# START OF Listed entries

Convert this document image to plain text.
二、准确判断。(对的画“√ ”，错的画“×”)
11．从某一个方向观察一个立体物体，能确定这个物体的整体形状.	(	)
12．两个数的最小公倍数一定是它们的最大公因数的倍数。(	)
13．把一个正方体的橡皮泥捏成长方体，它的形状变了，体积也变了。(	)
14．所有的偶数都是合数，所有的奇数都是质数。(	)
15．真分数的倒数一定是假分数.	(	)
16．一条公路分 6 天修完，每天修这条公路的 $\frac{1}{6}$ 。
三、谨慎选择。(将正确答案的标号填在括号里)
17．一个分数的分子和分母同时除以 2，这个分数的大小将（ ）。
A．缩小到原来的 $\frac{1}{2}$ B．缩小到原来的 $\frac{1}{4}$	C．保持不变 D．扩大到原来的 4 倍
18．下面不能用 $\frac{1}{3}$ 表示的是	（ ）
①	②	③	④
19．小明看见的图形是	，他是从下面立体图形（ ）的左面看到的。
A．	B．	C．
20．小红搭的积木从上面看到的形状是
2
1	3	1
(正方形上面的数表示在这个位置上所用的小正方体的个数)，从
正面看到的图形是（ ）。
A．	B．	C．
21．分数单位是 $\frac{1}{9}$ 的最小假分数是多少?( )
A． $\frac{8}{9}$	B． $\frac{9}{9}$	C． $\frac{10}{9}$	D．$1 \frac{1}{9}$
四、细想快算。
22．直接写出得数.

# END OF Listed entries

§ **What is being asked**
Repeat the data precisely, line by line.

§ **Result for this task**
Convert this document image to plain text.
二、准确判断。(对的画“√ ”，错的画“×”)
11．从某一个方向观察一个立体物体，能确定这个物体的整体形状.	(	)
12．两个数的最小公倍数一定是它们的最大公因数的倍数。(	)
13．把一个正方体的橡皮泥捏成长方体，它的形状变了，体积也变了。(	)
14．所有的偶数都是合数，所有的奇数都是质数。(	)
15．真分数的倒数一定是假分数.	(	)
16．一条公路分 6 天修完，每天修这条公路的 $\frac{1}{6}$ 。
三、谨慎选择。(将正确答案的标号填在括号里)
17．一个分数的分子和分母同时除以 2，这个分数的大小将（ ）。
A．缩小到原来的 $\frac{1}{2}$ B．缩小到原来的 $\frac{1}{4}$	C．保持不变 D．扩大到原来的 4 倍
18．下面不能用 $\frac{1}{3}$ 表示的是	（ ）
①	②	③	④
19．小明看见的图形是	，他是从下面立体图形（ ）的左面看到的。
A．	B．	C．
20．小红搭的积木从上面看到的形状是
2
1	3	1
(正方形上面的数表示在这个位置上所用的小正方体的个数)，从
正面看到的图形是（ ）。
A．	B．	C．
21．分数单位是 $\frac{1}{9}$ 的最小假分数是多少?( )
A． $\frac{8}{9}$	B． $\frac{9}{9}$	C． $\frac{10}{9}$	D．$1 \frac{1}{9}$
四、细想快算。
22．直接写出得数.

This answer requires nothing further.